*EXERCISE DIRECTIONS*
Determine which lines of the records include the word "ylabel", and copy them.

*PROVIDED RECORDS*
..........
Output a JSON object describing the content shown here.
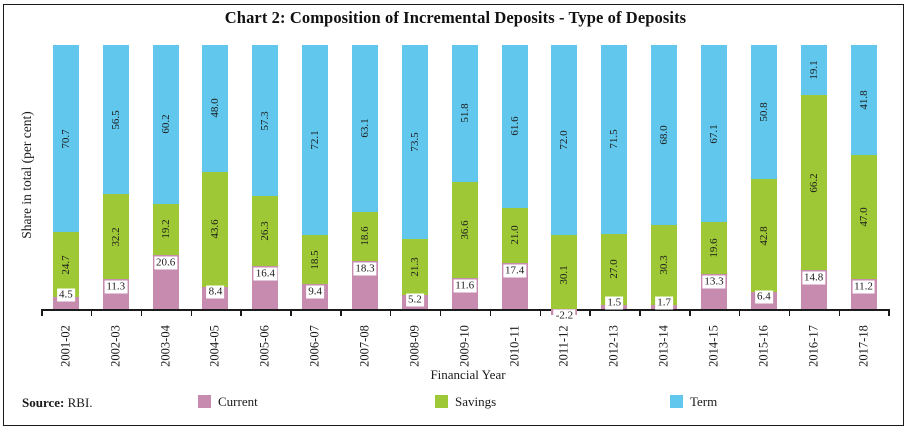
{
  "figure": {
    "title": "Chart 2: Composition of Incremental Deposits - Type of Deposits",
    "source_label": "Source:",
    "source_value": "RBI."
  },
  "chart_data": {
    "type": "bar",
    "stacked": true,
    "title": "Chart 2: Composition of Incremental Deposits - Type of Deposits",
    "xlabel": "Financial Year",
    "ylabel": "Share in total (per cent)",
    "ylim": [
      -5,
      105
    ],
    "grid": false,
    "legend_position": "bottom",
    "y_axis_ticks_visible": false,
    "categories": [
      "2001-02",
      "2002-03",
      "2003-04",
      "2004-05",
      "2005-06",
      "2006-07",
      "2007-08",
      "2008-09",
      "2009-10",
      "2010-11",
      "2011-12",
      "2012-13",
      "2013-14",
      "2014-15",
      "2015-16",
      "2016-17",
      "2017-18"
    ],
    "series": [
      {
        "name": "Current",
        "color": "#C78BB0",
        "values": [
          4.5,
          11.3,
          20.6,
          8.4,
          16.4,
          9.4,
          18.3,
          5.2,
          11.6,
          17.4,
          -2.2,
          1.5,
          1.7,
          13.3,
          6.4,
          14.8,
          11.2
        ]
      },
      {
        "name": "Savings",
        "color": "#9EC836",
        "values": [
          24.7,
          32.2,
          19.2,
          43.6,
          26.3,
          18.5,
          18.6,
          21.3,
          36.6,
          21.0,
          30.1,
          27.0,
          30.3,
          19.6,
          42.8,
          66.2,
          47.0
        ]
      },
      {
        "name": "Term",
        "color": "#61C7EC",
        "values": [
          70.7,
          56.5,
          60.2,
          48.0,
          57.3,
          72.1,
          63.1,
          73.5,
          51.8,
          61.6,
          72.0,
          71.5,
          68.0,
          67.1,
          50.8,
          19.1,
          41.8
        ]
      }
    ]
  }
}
..........
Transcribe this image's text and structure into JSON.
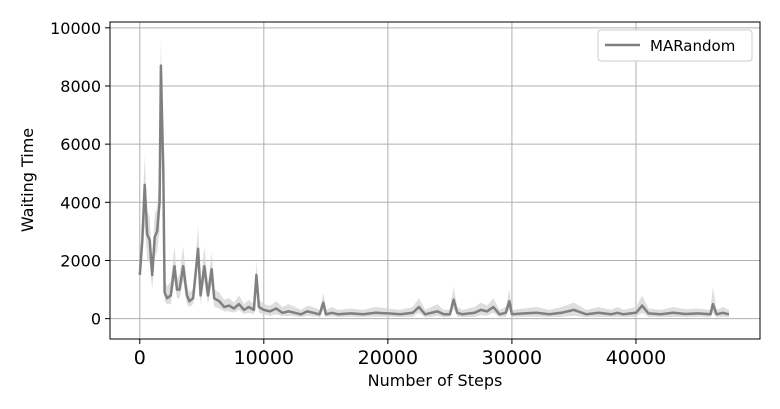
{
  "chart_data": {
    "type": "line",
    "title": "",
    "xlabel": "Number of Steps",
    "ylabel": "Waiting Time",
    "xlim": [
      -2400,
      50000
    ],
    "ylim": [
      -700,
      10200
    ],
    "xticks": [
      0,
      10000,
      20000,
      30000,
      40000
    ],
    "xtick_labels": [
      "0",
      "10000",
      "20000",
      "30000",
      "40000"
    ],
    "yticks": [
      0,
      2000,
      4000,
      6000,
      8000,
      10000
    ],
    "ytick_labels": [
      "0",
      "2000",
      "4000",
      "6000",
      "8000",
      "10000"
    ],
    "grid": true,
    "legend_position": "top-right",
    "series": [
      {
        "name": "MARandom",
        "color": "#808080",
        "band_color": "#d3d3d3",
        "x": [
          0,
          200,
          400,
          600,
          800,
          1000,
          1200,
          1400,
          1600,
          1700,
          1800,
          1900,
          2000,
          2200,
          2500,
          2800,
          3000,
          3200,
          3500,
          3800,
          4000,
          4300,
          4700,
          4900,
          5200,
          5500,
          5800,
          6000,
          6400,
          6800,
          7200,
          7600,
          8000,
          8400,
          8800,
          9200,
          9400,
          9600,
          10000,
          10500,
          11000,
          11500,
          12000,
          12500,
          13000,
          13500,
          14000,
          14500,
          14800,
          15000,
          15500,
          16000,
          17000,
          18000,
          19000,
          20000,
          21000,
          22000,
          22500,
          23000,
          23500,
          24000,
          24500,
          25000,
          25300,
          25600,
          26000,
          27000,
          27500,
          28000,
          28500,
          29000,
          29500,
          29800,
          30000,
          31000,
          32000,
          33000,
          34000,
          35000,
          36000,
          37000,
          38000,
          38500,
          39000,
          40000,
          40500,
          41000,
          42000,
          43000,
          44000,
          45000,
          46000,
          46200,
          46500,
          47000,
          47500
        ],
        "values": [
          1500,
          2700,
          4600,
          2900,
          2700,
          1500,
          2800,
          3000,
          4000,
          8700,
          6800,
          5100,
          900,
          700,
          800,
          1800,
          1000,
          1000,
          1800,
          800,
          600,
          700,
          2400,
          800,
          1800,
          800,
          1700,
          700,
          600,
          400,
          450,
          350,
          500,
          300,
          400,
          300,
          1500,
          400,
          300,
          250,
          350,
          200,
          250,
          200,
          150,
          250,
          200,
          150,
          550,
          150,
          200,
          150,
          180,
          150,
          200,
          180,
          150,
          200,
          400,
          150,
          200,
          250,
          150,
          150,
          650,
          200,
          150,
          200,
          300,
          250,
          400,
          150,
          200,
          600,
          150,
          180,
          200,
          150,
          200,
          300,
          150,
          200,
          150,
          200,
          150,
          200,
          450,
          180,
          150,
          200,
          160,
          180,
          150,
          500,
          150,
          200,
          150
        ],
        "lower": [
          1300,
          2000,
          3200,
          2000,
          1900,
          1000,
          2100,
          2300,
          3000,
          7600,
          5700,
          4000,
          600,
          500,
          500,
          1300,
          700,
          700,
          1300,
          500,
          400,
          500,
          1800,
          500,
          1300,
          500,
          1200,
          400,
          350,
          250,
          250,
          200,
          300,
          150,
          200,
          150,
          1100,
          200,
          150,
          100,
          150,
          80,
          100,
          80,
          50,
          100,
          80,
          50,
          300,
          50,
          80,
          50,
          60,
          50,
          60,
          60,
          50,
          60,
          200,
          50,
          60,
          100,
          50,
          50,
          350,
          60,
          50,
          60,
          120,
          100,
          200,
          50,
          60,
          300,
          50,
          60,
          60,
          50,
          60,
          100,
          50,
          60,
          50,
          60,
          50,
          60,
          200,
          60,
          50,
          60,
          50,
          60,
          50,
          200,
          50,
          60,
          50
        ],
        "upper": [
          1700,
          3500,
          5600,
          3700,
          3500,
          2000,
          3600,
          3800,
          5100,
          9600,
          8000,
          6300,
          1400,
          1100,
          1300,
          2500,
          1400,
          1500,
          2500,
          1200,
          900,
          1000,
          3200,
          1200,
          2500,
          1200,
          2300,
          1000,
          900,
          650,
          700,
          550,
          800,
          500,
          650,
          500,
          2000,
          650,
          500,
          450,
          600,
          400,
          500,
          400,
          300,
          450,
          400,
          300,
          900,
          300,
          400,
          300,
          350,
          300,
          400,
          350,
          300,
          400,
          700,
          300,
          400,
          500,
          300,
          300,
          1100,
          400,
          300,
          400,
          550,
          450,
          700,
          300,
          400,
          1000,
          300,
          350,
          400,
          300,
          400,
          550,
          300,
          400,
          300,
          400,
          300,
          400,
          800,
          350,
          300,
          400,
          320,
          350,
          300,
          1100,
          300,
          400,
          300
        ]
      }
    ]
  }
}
..........
*SOLVED EXERCISE*
    "ylabel": "Share in total (per cent)",
    "ylabel": "Waiting Time",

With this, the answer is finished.